## Exercise
Looking at the data below, count the lines that contain the string "left". Write only the total.

## Given data
:::::
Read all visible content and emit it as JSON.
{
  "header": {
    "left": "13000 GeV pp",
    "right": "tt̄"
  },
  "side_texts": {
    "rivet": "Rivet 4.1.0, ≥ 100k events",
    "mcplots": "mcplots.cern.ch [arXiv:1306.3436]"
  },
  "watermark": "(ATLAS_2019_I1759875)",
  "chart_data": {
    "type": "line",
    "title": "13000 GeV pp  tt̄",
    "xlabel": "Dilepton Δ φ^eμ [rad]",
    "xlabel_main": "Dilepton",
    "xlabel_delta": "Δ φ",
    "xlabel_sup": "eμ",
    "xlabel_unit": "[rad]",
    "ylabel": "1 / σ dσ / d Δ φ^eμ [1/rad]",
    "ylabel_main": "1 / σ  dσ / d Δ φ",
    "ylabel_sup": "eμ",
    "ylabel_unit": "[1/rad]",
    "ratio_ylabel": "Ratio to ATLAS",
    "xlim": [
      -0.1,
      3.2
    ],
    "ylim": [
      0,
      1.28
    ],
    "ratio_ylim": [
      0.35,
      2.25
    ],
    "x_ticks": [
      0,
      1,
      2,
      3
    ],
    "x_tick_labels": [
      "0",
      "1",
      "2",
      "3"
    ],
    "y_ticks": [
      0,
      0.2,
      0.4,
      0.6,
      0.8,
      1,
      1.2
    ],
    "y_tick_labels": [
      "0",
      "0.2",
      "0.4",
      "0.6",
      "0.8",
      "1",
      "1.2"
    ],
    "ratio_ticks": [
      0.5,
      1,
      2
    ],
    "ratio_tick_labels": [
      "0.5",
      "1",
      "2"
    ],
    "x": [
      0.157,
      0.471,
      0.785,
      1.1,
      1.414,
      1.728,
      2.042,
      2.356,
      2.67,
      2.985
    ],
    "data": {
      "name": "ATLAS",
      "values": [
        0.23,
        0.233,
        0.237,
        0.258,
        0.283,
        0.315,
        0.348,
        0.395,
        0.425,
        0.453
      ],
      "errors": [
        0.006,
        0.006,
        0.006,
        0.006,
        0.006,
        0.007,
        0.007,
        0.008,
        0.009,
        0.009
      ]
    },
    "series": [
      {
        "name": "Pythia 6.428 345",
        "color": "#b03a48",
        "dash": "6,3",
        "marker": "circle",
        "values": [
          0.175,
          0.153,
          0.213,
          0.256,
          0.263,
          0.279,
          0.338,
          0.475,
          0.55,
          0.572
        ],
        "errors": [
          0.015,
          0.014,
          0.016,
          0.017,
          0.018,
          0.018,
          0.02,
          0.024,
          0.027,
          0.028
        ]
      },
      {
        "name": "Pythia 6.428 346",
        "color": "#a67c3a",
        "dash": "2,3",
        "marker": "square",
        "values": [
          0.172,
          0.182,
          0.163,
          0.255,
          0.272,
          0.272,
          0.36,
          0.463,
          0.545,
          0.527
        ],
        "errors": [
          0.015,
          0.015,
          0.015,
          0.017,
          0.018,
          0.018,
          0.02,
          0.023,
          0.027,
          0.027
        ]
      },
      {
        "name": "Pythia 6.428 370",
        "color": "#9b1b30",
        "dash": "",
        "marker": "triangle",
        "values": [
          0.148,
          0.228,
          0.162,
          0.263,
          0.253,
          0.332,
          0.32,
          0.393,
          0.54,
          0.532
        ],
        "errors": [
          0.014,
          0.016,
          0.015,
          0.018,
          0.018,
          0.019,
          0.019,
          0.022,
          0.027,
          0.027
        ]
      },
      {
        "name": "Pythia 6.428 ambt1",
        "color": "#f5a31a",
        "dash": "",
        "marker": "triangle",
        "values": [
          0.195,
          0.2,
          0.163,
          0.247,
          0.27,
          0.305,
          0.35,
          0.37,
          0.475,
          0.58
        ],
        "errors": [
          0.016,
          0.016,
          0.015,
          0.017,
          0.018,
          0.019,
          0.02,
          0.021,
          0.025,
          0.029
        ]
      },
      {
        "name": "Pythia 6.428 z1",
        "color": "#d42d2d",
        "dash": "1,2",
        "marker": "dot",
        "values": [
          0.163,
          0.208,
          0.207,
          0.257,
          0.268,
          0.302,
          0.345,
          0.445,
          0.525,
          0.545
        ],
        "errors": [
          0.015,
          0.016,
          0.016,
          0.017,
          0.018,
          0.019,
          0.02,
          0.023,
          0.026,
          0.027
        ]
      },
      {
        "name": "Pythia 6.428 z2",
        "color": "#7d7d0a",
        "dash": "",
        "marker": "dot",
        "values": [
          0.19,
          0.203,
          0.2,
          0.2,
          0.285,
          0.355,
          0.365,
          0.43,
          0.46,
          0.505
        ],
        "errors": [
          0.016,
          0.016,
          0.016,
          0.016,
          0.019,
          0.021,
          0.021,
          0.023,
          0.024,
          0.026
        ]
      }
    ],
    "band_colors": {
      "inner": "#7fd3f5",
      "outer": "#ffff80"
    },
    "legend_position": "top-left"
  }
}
:::::
## Task response
2